**Questions**:
[A] Change "average percentage" to "mean share" and write out the McLaren composites passage again, everything from "MCTC increased the" down to "of the MPC.".
[B] According to the McLaren composites passage, how many jobs did the new facility create?
[C] Proceed with the McLaren composites passage, starting where it stops.

### Page extract ###

The 720S pushed every possible boundary, and offered an unprecedented breadth of abilities, succeeding in raising the previously accepted supercar limits into hypercar territory. The 720S Spider followed the coupe, carrying over the entire experience and adding a further dimension with a retractable hardtop that deploys in just 11 seconds.

McLaren Composites Technology Centre (MCTC)

McLaren pioneered the use of carbon fibre in Formula 1 cars with the MP4/1 in 1981 and road cars with the F1 in 1993, and McLaren Automotive is the only car maker that can say its every road car has been built around a carbon core. This super lightweight engineering – and its strength, rigidity, lightness and longevity – is a key principle of the business.

In 2017 the company underlined the future importance of lightweight composite materials such as carbon fibre fibre by announcing its intention to build a brand new, purpose-built £50m production facility close to the campus of the Advanced Manufacturing Research Centre (AMRC) at the University of Sheffield.

The McLaren Composites Technology Centre (MCTC) in Yorkshire, 175 miles away from MPC, leads in innovating, developing and building lightweight composite materials and architectures for current and future McLaren road cars.

The 7,000-square metre facility, which is only McLaren’s second dedicated production facility, and the first outside its native Woking, created up to 200 jobs.

MCTC increased the average percentage (by value) of a McLaren car sourced in the UK by around eight per cent from its average of around 50 percent, depending on model. The facility was opened by HRH the Duke and Duchess of Cambridge and HRH Prince Salman bin Hamad Al Khalifa, the Crown Prince of the Kingdom of Bahrain, exactly seven years to the week after the opening of the MPC.

### Data under study ###

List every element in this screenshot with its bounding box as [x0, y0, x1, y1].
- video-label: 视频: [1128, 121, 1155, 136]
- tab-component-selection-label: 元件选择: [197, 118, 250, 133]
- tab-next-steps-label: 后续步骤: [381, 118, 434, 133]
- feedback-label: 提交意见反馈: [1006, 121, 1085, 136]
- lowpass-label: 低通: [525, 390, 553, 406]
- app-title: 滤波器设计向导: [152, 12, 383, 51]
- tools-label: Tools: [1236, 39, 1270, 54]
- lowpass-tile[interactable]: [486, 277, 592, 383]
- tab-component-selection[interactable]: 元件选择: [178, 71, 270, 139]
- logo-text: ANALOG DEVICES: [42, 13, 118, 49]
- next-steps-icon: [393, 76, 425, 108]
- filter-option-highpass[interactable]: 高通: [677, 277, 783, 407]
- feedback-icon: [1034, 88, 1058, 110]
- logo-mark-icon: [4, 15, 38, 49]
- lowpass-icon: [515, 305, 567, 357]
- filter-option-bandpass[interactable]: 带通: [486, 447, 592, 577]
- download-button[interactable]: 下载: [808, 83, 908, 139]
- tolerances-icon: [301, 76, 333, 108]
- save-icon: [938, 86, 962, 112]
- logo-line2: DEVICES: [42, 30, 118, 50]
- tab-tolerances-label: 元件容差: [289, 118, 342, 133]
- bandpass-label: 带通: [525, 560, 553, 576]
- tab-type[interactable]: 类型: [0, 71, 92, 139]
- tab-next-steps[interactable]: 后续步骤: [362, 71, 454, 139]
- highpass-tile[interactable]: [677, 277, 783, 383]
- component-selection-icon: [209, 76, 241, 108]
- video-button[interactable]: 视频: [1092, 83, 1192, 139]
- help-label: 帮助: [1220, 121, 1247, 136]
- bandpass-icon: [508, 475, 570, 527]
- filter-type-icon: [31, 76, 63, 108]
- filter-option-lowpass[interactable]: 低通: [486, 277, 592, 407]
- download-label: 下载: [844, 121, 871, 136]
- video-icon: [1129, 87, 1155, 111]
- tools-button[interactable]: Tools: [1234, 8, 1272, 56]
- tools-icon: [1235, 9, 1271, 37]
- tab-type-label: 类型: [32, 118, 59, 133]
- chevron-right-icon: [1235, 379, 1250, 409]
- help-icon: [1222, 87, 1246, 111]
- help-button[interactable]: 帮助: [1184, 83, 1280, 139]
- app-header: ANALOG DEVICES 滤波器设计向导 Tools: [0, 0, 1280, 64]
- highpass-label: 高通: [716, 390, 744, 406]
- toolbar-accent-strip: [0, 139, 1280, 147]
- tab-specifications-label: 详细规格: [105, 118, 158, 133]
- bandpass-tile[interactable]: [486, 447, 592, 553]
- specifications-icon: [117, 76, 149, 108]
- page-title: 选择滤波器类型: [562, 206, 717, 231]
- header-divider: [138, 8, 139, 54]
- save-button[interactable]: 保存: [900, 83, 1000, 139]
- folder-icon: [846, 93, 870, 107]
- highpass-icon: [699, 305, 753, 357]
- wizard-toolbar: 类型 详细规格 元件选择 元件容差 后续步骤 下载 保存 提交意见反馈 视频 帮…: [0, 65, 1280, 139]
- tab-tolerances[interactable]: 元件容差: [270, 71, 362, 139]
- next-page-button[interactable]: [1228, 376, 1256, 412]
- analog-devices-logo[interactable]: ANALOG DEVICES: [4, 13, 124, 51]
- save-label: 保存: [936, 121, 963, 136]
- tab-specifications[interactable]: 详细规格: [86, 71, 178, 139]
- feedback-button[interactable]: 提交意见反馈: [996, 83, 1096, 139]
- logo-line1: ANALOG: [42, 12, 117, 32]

###

**Answers to the tasks**:
[A]
MCTC increased the mean share (by value) of a McLaren car sourced in the UK by around eight per cent from its average of around 50 percent, depending on model. The facility was opened by HRH the Duke and Duchess of Cambridge and HRH Prince Salman bin Hamad Al Khalifa, the Crown Prince of the Kingdom of Bahrain, exactly seven years to the week after the opening of the MPC.

[B] Up to 200 jobs.

[C]
MCTC produced its first test chassis in 2019. It has already produced many of the bespoke panels for the 765LT, including the unique front floor, and developed and builds the ultra-lightweight McLaren Carbon Lightweight Architecture (MCLA) that is at the heart of McLaren’s first series-production, high-performance hybrid supercar, the Artura.

It is an essential weapon in the battle to drive superfluous weight out of McLaren’s supercars to counteract the heavier mass of electrified powertrains to maintain the agility and performance customers demand.

McLaren Artura

The all-new Artura is not only McLaren’s first ever series-production hybrid supercar, it is a stake in the future, the first massive step towards a cleaner, more sustainable but no less thrilling way of making supercars.

Launched in 2021, Artura is the first big leap into this new era. It represents the distillation of all McLaren’s expertise and experience, blending class-leading performance and dynamics with emissions-free EV driving capability. It has an all-new superlight, British-built MCLA chassis, incorporating a revolutionary ethernet-based electrical architecture, enabling advanced driver assistance technologies and Over-The-Air updates, while also saving weight.

The new High-Performance Hybrid (HPH) powertrain incorporates a 120°-angle twin-turbo 3.0 litre V6, assisted by a compact 95PS axial-flux E-motor. A combined output of 680PS and 720Nm through a new eight-speed gearbox featuring McLaren’s first electronic-differential and a DIN weight of 1,498kg enables blistering acceleration of 0-100km/h in 3.0 seconds. Incorporating knowledge from the P1TM, the Artura’s throttle response is exceptional, matching McLaren’s renowned steering feel and brake performance for driver engagement.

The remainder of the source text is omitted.